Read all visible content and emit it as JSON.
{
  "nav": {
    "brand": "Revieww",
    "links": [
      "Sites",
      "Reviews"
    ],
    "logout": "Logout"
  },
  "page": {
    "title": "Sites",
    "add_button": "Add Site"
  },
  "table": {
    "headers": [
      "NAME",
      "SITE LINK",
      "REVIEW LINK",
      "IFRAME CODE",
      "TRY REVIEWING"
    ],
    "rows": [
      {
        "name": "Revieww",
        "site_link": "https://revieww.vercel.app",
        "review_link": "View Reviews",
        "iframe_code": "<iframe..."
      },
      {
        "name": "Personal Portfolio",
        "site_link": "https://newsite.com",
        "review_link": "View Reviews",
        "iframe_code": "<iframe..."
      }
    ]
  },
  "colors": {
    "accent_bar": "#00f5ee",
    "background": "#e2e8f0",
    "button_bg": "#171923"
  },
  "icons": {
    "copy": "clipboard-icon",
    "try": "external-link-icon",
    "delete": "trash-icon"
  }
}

> **Instructions to follow**:
Take the entries above and transcribe them in full.

> **Output**:
Read all visible content and emit it as JSON.
{
  "nav": {
    "brand": "Revieww",
    "links": [
      "Sites",
      "Reviews"
    ],
    "logout": "Logout"
  },
  "page": {
    "title": "Sites",
    "add_button": "Add Site"
  },
  "table": {
    "headers": [
      "NAME",
      "SITE LINK",
      "REVIEW LINK",
      "IFRAME CODE",
      "TRY REVIEWING"
    ],
    "rows": [
      {
        "name": "Revieww",
        "site_link": "https://revieww.vercel.app",
        "review_link": "View Reviews",
        "iframe_code": "<iframe..."
      },
      {
        "name": "Personal Portfolio",
        "site_link": "https://newsite.com",
        "review_link": "View Reviews",
        "iframe_code": "<iframe..."
      }
    ]
  },
  "colors": {
    "accent_bar": "#00f5ee",
    "background": "#e2e8f0",
    "button_bg": "#171923"
  },
  "icons": {
    "copy": "clipboard-icon",
    "try": "external-link-icon",
    "delete": "trash-icon"
  }
}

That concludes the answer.